*Aim of the exercise*: Give only a count of the lines that include the string "this".

*Data rows*:

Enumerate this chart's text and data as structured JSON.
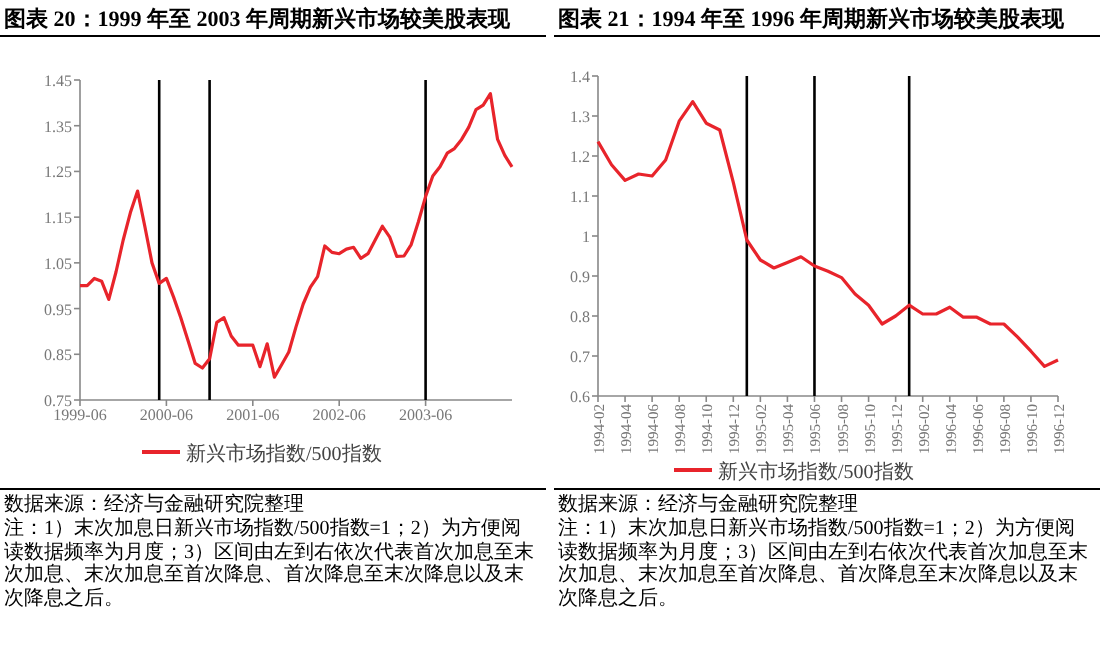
{
  "chart_data": [
    {
      "type": "line",
      "title": "图表 20：1999 年至 2003 年周期新兴市场较美股表现",
      "x": [
        "1999-06",
        "1999-07",
        "1999-08",
        "1999-09",
        "1999-10",
        "1999-11",
        "1999-12",
        "2000-01",
        "2000-02",
        "2000-03",
        "2000-04",
        "2000-05",
        "2000-06",
        "2000-07",
        "2000-08",
        "2000-09",
        "2000-10",
        "2000-11",
        "2000-12",
        "2001-01",
        "2001-02",
        "2001-03",
        "2001-04",
        "2001-05",
        "2001-06",
        "2001-07",
        "2001-08",
        "2001-09",
        "2001-10",
        "2001-11",
        "2001-12",
        "2002-01",
        "2002-02",
        "2002-03",
        "2002-04",
        "2002-05",
        "2002-06",
        "2002-07",
        "2002-08",
        "2002-09",
        "2002-10",
        "2002-11",
        "2002-12",
        "2003-01",
        "2003-02",
        "2003-03",
        "2003-04",
        "2003-05",
        "2003-06",
        "2003-07",
        "2003-08",
        "2003-09",
        "2003-10",
        "2003-11",
        "2003-12",
        "2004-01",
        "2004-02",
        "2004-03",
        "2004-04",
        "2004-05",
        "2004-06"
      ],
      "series": [
        {
          "name": "新兴市场指数/500指数",
          "color": "#e8242b",
          "values": [
            1.0,
            1.0,
            1.016,
            1.01,
            0.97,
            1.03,
            1.1,
            1.16,
            1.207,
            1.13,
            1.05,
            1.005,
            1.016,
            0.975,
            0.93,
            0.88,
            0.83,
            0.82,
            0.84,
            0.92,
            0.93,
            0.89,
            0.87,
            0.87,
            0.87,
            0.823,
            0.873,
            0.8,
            0.827,
            0.855,
            0.91,
            0.96,
            0.997,
            1.02,
            1.087,
            1.073,
            1.07,
            1.08,
            1.084,
            1.06,
            1.07,
            1.1,
            1.13,
            1.107,
            1.064,
            1.065,
            1.09,
            1.14,
            1.195,
            1.24,
            1.26,
            1.29,
            1.3,
            1.32,
            1.347,
            1.385,
            1.395,
            1.42,
            1.32,
            1.285,
            1.26
          ]
        }
      ],
      "xlim": [
        "1999-06",
        "2004-06"
      ],
      "xticks": [
        "1999-06",
        "2000-06",
        "2001-06",
        "2002-06",
        "2003-06"
      ],
      "ylim": [
        0.75,
        1.45
      ],
      "yticks": [
        0.75,
        0.85,
        0.95,
        1.05,
        1.15,
        1.25,
        1.35,
        1.45
      ],
      "ref_lines": [
        {
          "axis": "x",
          "value": "2000-05",
          "color": "#000000"
        },
        {
          "axis": "x",
          "value": "2000-12",
          "color": "#000000"
        },
        {
          "axis": "x",
          "value": "2003-06",
          "color": "#000000"
        }
      ],
      "legend": "bottom",
      "marker": "none",
      "line_style": "solid",
      "annotations": [
        "数据来源：经济与金融研究院整理",
        "注：1）末次加息日新兴市场指数/500指数=1；2）为方便阅读数据频率为月度；3）区间由左到右依次代表首次加息至末次加息、末次加息至首次降息、首次降息至末次降息以及末次降息之后。"
      ]
    },
    {
      "type": "line",
      "title": "图表 21：1994 年至 1996 年周期新兴市场较美股表现",
      "x": [
        "1994-02",
        "1994-03",
        "1994-04",
        "1994-05",
        "1994-06",
        "1994-07",
        "1994-08",
        "1994-09",
        "1994-10",
        "1994-11",
        "1994-12",
        "1995-01",
        "1995-02",
        "1995-03",
        "1995-04",
        "1995-05",
        "1995-06",
        "1995-07",
        "1995-08",
        "1995-09",
        "1995-10",
        "1995-11",
        "1995-12",
        "1996-01",
        "1996-02",
        "1996-03",
        "1996-04",
        "1996-05",
        "1996-06",
        "1996-07",
        "1996-08",
        "1996-09",
        "1996-10",
        "1996-11",
        "1996-12"
      ],
      "series": [
        {
          "name": "新兴市场指数/500指数",
          "color": "#e8242b",
          "values": [
            1.236,
            1.178,
            1.139,
            1.155,
            1.15,
            1.19,
            1.287,
            1.336,
            1.282,
            1.265,
            1.134,
            0.99,
            0.94,
            0.92,
            0.934,
            0.948,
            0.925,
            0.912,
            0.896,
            0.855,
            0.827,
            0.78,
            0.8,
            0.827,
            0.805,
            0.805,
            0.822,
            0.797,
            0.797,
            0.78,
            0.78,
            0.748,
            0.712,
            0.674,
            0.69
          ]
        }
      ],
      "xlim": [
        "1994-02",
        "1996-12"
      ],
      "xticks": [
        "1994-02",
        "1994-04",
        "1994-06",
        "1994-08",
        "1994-10",
        "1994-12",
        "1995-02",
        "1995-04",
        "1995-06",
        "1995-08",
        "1995-10",
        "1995-12",
        "1996-02",
        "1996-04",
        "1996-06",
        "1996-08",
        "1996-10",
        "1996-12"
      ],
      "ylim": [
        0.6,
        1.4
      ],
      "yticks": [
        0.6,
        0.7,
        0.8,
        0.9,
        1,
        1.1,
        1.2,
        1.3,
        1.4
      ],
      "ref_lines": [
        {
          "axis": "x",
          "value": "1995-01",
          "color": "#000000"
        },
        {
          "axis": "x",
          "value": "1995-06",
          "color": "#000000"
        },
        {
          "axis": "x",
          "value": "1996-01",
          "color": "#000000"
        }
      ],
      "legend": "bottom",
      "marker": "none",
      "line_style": "solid",
      "annotations": [
        "数据来源：经济与金融研究院整理",
        "注：1）末次加息日新兴市场指数/500指数=1；2）为方便阅读数据频率为月度；3）区间由左到右依次代表首次加息至末次加息、末次加息至首次降息、首次降息至末次降息以及末次降息之后。"
      ]
    }
  ]
}
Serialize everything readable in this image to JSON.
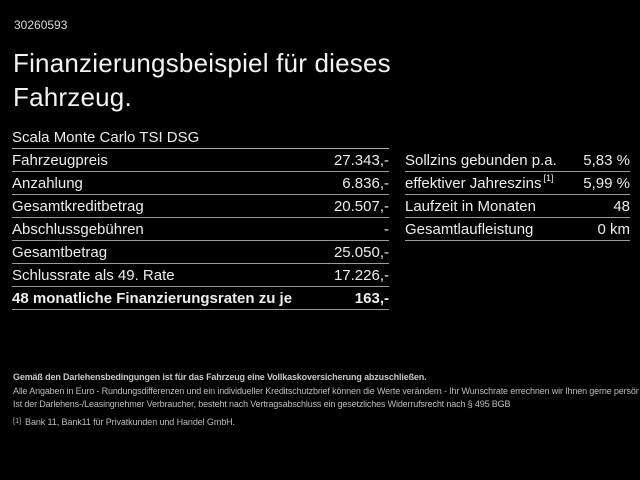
{
  "header": {
    "id_number": "30260593",
    "title_line1": "Finanzierungsbeispiel für dieses",
    "title_line2": "Fahrzeug."
  },
  "vehicle": {
    "model": "Scala Monte Carlo TSI DSG"
  },
  "finance_table": {
    "rows": [
      {
        "label": "Fahrzeugpreis",
        "value": "27.343,-",
        "bold": false
      },
      {
        "label": "Anzahlung",
        "value": "6.836,-",
        "bold": false
      },
      {
        "label": "Gesamtkreditbetrag",
        "value": "20.507,-",
        "bold": false
      },
      {
        "label": "Abschlussgebühren",
        "value": "-",
        "bold": false
      },
      {
        "label": "Gesamtbetrag",
        "value": "25.050,-",
        "bold": false
      },
      {
        "label": "Schlussrate als 49. Rate",
        "value": "17.226,-",
        "bold": false
      },
      {
        "label": "48 monatliche Finanzierungsraten zu je",
        "value": "163,-",
        "bold": true
      }
    ]
  },
  "conditions_table": {
    "rows": [
      {
        "label": "Sollzins gebunden p.a.",
        "sup": "",
        "value": "5,83 %"
      },
      {
        "label": "effektiver Jahreszins",
        "sup": "[1]",
        "value": "5,99 %"
      },
      {
        "label": "Laufzeit in Monaten",
        "sup": "",
        "value": "48"
      },
      {
        "label": "Gesamtlaufleistung",
        "sup": "",
        "value": "0 km"
      }
    ]
  },
  "fine_print": {
    "insurance_note": "Gemäß den Darlehensbedingungen ist für das Fahrzeug eine Vollkaskoversicherung abzuschließen.",
    "euro_note": "Alle Angaben in Euro - Rundungsdifferenzen und ein individueller Kreditschutzbrief können die Werte verändern - Ihr Wunschrate errechnen wir Ihnen gerne persönlich",
    "withdrawal_note": "Ist der Darlehens-/Leasingnehmer Verbraucher, besteht nach Vertragsabschluss ein gesetzliches Widerrufsrecht nach § 495 BGB",
    "footnote_marker": "[1]",
    "footnote_text": "Bank 11, Bank11 für Privatkunden und Handel GmbH."
  },
  "colors": {
    "background": "#000000",
    "text": "#ededed",
    "divider": "#9a9a9a",
    "fine_print_text": "#bdbdbd"
  }
}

*Final result*: 2